| STATED PROBLEM |
From the entries below, copy every line holding the word "chevron".

| SOURCE DATA |
— start —
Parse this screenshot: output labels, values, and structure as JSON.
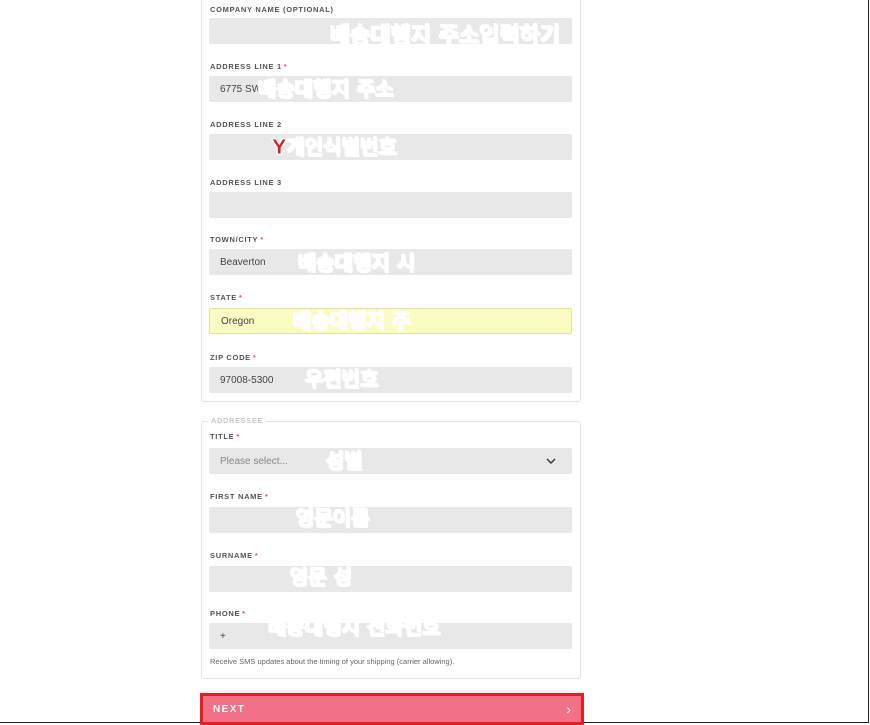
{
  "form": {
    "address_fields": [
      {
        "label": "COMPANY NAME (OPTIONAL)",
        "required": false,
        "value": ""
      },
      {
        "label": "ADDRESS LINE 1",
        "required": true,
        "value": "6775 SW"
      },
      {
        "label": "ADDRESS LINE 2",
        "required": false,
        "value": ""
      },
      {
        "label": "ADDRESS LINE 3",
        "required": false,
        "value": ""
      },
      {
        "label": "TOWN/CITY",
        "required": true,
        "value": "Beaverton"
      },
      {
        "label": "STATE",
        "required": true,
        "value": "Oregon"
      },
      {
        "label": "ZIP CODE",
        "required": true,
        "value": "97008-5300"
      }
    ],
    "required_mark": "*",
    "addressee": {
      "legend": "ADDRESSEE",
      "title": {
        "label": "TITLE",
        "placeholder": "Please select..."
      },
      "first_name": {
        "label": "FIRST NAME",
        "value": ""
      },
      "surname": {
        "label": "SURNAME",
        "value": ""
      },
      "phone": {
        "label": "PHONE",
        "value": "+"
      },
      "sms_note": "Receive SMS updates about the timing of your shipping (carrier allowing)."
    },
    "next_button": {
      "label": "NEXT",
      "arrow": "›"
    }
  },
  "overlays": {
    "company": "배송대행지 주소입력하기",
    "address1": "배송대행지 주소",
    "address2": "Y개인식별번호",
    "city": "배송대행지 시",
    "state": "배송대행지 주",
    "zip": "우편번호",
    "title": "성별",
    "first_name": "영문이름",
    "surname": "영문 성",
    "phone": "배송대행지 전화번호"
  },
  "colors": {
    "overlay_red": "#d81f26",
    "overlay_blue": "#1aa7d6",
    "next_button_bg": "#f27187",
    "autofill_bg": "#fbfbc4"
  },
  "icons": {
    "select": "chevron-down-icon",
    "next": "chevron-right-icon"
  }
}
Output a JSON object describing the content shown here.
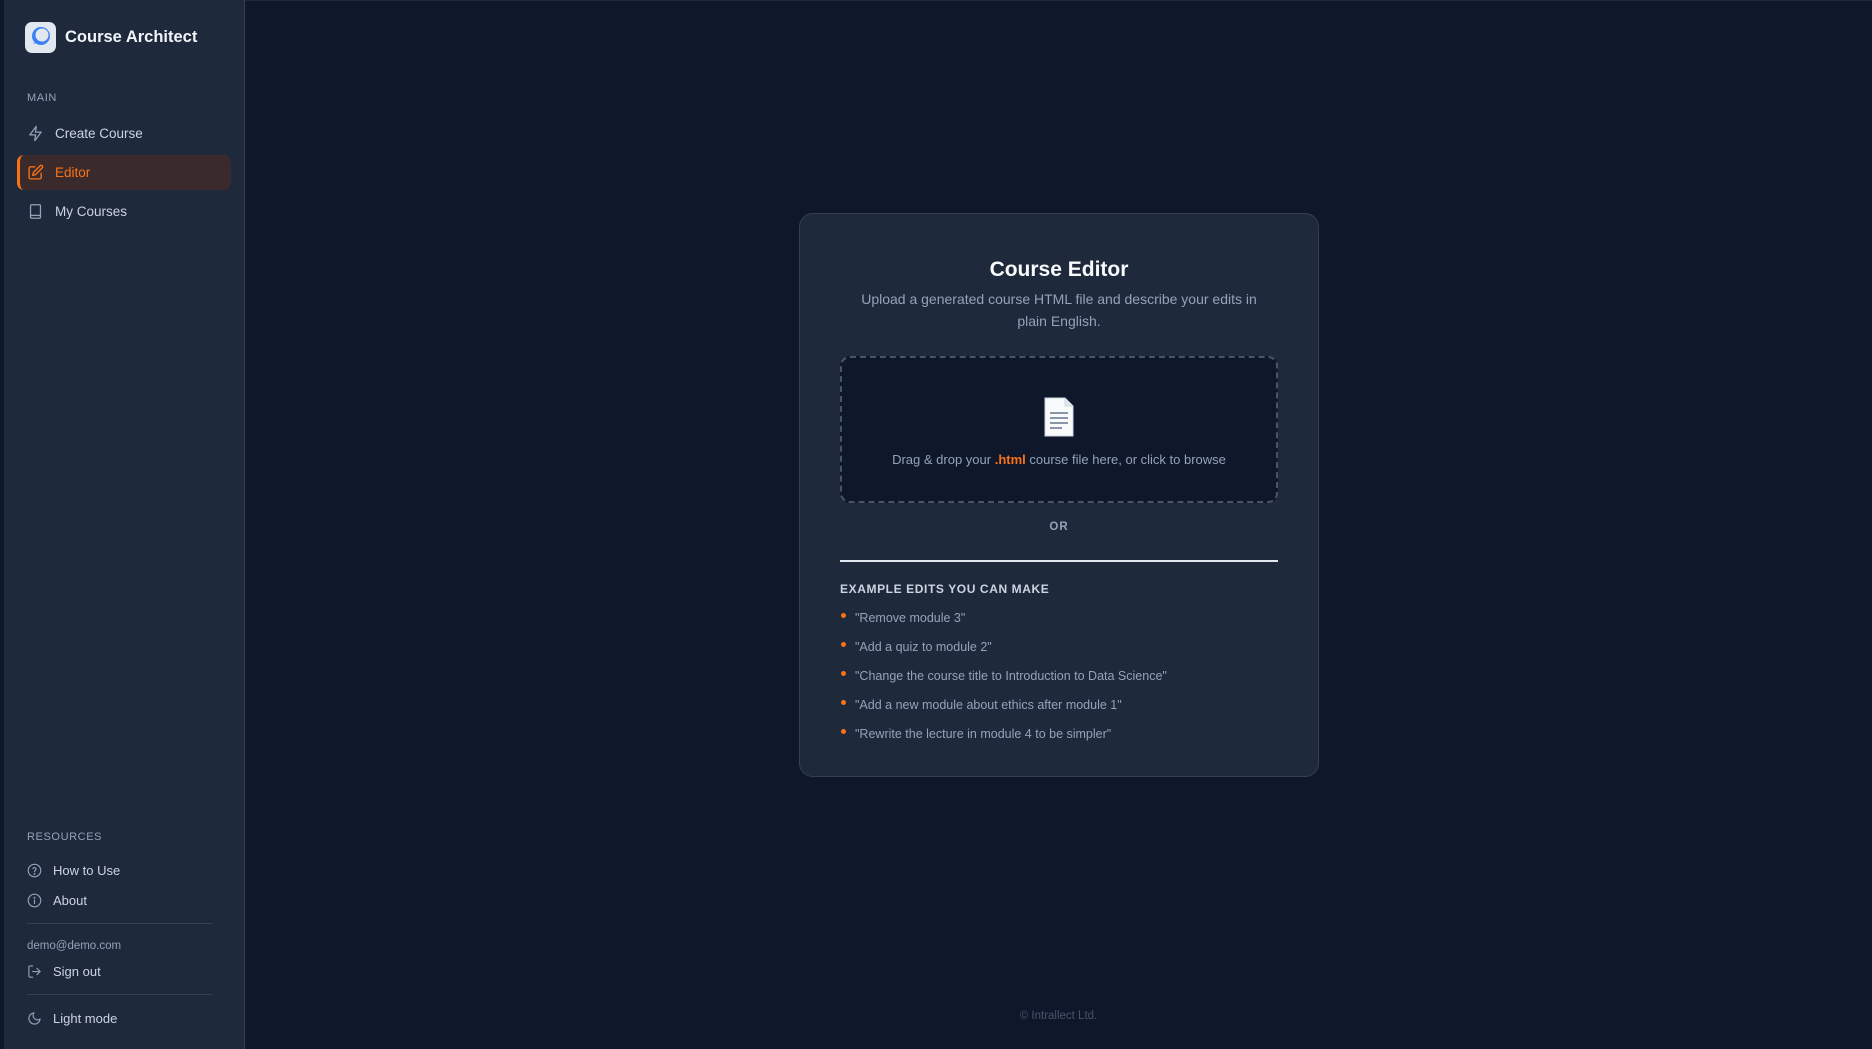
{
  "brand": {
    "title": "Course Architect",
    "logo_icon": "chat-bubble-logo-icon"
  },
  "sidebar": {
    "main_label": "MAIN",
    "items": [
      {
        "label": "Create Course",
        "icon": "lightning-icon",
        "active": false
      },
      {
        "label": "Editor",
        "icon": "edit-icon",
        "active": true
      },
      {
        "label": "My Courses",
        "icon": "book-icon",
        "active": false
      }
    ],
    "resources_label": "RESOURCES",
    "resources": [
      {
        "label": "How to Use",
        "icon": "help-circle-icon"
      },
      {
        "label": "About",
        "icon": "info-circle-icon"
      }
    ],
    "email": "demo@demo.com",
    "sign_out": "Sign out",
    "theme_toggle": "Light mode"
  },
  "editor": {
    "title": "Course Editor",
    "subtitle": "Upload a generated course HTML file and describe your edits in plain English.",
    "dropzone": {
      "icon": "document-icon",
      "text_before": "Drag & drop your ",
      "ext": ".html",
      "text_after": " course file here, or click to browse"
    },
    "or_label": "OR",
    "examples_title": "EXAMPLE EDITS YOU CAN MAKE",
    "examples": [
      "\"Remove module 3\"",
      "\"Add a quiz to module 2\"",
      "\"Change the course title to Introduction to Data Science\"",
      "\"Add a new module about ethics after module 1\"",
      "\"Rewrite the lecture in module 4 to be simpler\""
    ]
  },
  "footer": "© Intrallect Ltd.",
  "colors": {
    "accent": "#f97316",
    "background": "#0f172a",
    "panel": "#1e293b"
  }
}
— end —
— start —
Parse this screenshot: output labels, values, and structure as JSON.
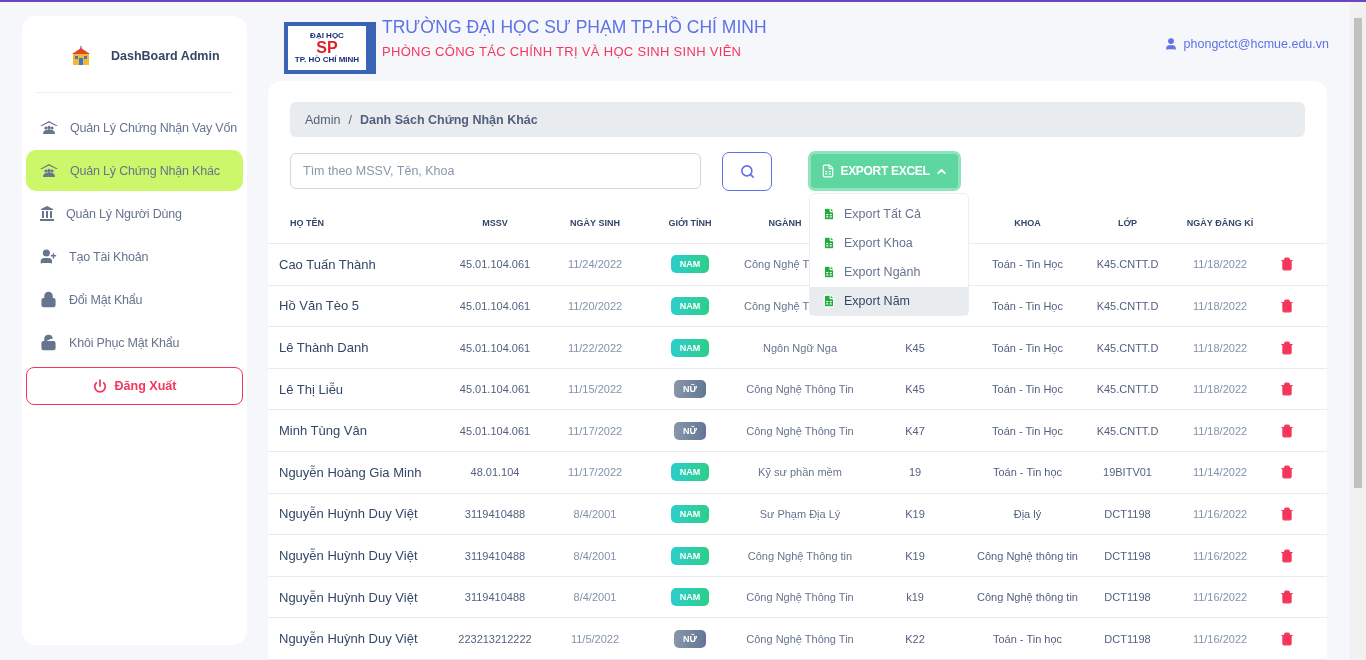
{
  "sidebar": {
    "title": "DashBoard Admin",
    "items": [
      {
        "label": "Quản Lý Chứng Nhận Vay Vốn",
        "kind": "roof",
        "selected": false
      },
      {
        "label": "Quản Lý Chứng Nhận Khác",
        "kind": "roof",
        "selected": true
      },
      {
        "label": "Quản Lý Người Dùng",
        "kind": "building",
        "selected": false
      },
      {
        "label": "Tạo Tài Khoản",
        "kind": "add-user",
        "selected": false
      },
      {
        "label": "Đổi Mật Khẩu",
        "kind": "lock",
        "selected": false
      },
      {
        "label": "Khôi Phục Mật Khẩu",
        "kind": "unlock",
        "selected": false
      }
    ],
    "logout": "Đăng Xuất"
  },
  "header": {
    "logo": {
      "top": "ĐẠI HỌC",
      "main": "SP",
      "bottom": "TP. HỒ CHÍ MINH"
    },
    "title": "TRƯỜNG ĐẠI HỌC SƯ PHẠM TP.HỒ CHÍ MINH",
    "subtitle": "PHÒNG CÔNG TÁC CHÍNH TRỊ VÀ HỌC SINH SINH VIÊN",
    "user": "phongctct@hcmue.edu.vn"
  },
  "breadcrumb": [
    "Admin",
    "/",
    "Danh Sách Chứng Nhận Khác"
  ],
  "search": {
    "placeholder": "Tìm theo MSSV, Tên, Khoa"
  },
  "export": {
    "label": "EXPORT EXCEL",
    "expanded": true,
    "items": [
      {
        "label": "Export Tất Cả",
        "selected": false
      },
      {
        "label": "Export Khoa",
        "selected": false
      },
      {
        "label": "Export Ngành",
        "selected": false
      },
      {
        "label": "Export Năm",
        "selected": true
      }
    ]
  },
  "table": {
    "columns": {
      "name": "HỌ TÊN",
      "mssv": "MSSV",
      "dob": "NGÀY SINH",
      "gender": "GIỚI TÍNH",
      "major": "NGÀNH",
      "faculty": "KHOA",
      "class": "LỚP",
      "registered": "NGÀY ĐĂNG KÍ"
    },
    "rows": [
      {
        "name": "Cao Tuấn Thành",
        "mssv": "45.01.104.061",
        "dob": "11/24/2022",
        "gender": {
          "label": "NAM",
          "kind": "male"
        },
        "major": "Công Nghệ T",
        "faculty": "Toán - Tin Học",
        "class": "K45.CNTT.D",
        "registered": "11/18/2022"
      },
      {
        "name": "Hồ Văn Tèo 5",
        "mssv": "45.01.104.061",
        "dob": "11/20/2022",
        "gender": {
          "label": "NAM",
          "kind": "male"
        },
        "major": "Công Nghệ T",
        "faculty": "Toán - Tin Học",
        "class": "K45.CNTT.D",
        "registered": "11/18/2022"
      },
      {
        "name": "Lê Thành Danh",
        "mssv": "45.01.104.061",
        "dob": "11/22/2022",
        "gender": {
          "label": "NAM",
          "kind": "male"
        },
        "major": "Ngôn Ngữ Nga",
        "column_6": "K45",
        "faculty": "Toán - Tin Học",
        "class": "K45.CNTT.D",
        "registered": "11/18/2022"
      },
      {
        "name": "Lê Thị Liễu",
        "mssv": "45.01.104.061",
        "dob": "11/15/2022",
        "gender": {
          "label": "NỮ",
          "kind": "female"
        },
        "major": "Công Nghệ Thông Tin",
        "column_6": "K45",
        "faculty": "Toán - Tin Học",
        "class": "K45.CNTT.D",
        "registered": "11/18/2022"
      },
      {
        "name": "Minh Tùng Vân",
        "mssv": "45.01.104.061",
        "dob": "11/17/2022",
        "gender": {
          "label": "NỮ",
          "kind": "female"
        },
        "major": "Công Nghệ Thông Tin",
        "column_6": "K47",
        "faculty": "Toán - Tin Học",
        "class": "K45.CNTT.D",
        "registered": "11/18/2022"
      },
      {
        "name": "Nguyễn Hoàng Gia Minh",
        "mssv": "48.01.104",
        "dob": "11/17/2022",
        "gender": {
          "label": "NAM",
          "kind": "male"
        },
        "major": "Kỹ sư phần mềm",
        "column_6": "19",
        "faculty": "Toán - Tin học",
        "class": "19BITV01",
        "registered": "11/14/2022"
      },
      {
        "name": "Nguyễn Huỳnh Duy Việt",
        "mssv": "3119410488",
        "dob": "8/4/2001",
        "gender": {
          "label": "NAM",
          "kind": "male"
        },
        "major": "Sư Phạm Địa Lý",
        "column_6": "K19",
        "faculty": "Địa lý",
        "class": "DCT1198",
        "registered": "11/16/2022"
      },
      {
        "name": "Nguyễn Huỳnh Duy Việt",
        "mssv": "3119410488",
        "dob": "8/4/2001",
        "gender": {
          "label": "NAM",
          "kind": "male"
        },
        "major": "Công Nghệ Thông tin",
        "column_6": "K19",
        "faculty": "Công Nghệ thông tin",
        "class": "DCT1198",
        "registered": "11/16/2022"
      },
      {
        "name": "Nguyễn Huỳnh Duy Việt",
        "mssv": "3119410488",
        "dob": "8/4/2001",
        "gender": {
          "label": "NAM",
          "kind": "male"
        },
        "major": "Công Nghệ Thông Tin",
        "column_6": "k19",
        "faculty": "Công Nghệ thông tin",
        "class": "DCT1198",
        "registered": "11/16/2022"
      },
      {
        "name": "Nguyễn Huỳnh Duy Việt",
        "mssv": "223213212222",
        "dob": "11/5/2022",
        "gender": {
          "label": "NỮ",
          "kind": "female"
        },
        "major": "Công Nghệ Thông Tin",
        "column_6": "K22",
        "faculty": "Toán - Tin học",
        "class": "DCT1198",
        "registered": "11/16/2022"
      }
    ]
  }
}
— end —
| SOLUTION TO THIS PROBLEM |
    "select": "chevron-down-icon",
    "next": "chevron-right-icon"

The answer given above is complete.